##### Text

Everything is timing. This September marks my 30th year anniversary of teaching yoga. I recently had the good fortune of celebrating this milestone by taking yoga classes with several different teachers in a trendy studio in Venice, California. Armed with years of devotion and practise, I attended class daily and couldn’t help but reflect on the changes in the yoga scene in the same studio that I have gone to for many years when visiting family in L.A. When I first began teaching back in 1986, yoga was not a mainstream practice in North America and most people were not familiar with it but it has since become an integral part of our culture.


Wishing for my practice to be freshly inspired, I happily toted my yoga mat over my shoulder and open-mindedly went to different kinds of yoga classes from the system that I study and teach. Three of the classes I attended were filled to capacity with almost ninety students strong. And strong and fit they were. There was a very high demand; classes were crowded even on an early Sunday morning. In India at the Iyengar Yoga Institute where I have studied several times, well over a hundred students are in attendance. The hall is an open-air pavilion and there are many operational ceiling fans which helps with the intense natural heat; in this studio, the door to the outside remained closed and the fans were not on. Although I found this to be unpleasant, I was still very appreciative of the opportunity to practice and did thoroughly enjoy my classes. However, the discovery of how diluted this popular practice has become from the rich and multilayered practice of traditional yoga was troubling.

##########
##### Source excerpt

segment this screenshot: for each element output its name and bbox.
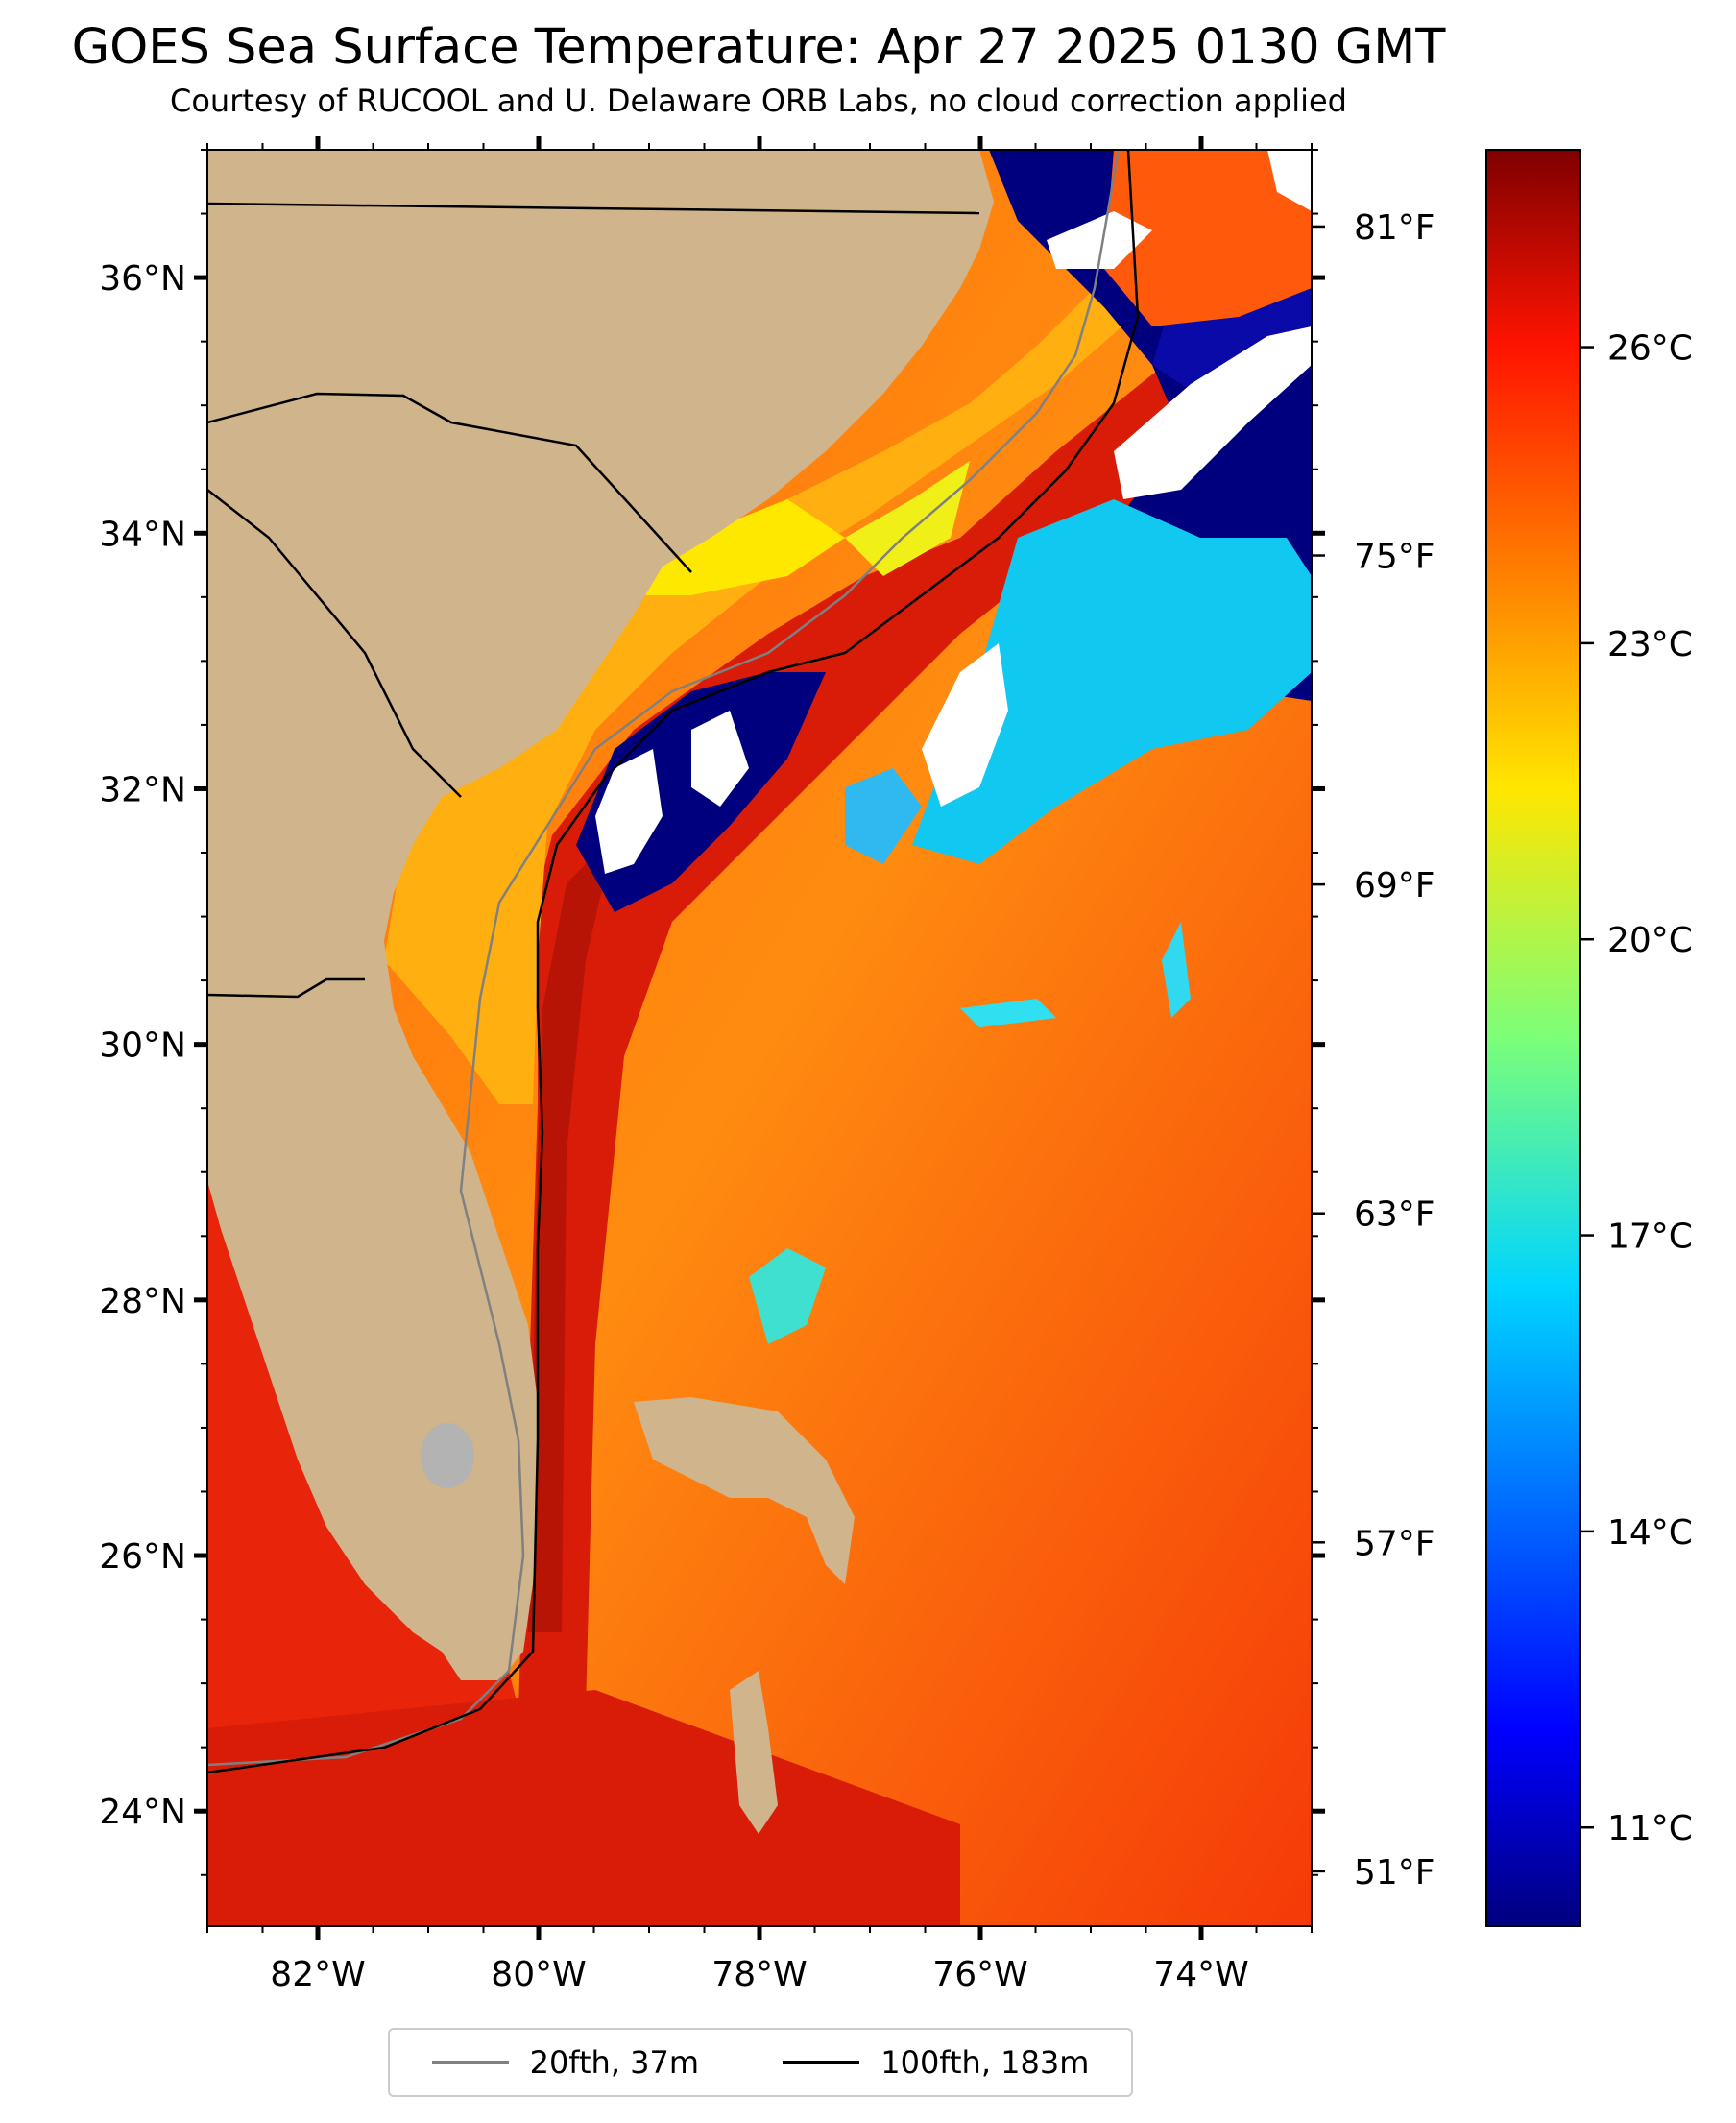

##########

# [Work instructions]
A. Decide whether each statement agrees with the yoga passage. Answer yes or no, and quote the words from the passage that decide it.
(i) The author began teaching yoga in 1986.
(ii) The fans were running during the classes at the Venice studio.
(iii) Three of the classes the author attended held almost ninety students.
B. Reproduce the stretch of the yoga passage from "Everything is timing." through "of our culture.".
The data above is not needed for this work.

# [Results for each task]
A.
(i) Yes: "When I first began teaching back in 1986"
(ii) No: "the door to the outside remained closed and the fans were not on"
(iii) Yes: "Three of the classes I attended were filled to capacity with almost ninety students strong."

B.
Everything is timing. This September marks my 30th year anniversary of teaching yoga. I recently had the good fortune of celebrating this milestone by taking yoga classes with several different teachers in a trendy studio in Venice, California. Armed with years of devotion and practise, I attended class daily and couldn’t help but reflect on the changes in the yoga scene in the same studio that I have gone to for many years when visiting family in L.A. When I first began teaching back in 1986, yoga was not a mainstream practice in North America and most people were not familiar with it but it has since become an integral part of our culture.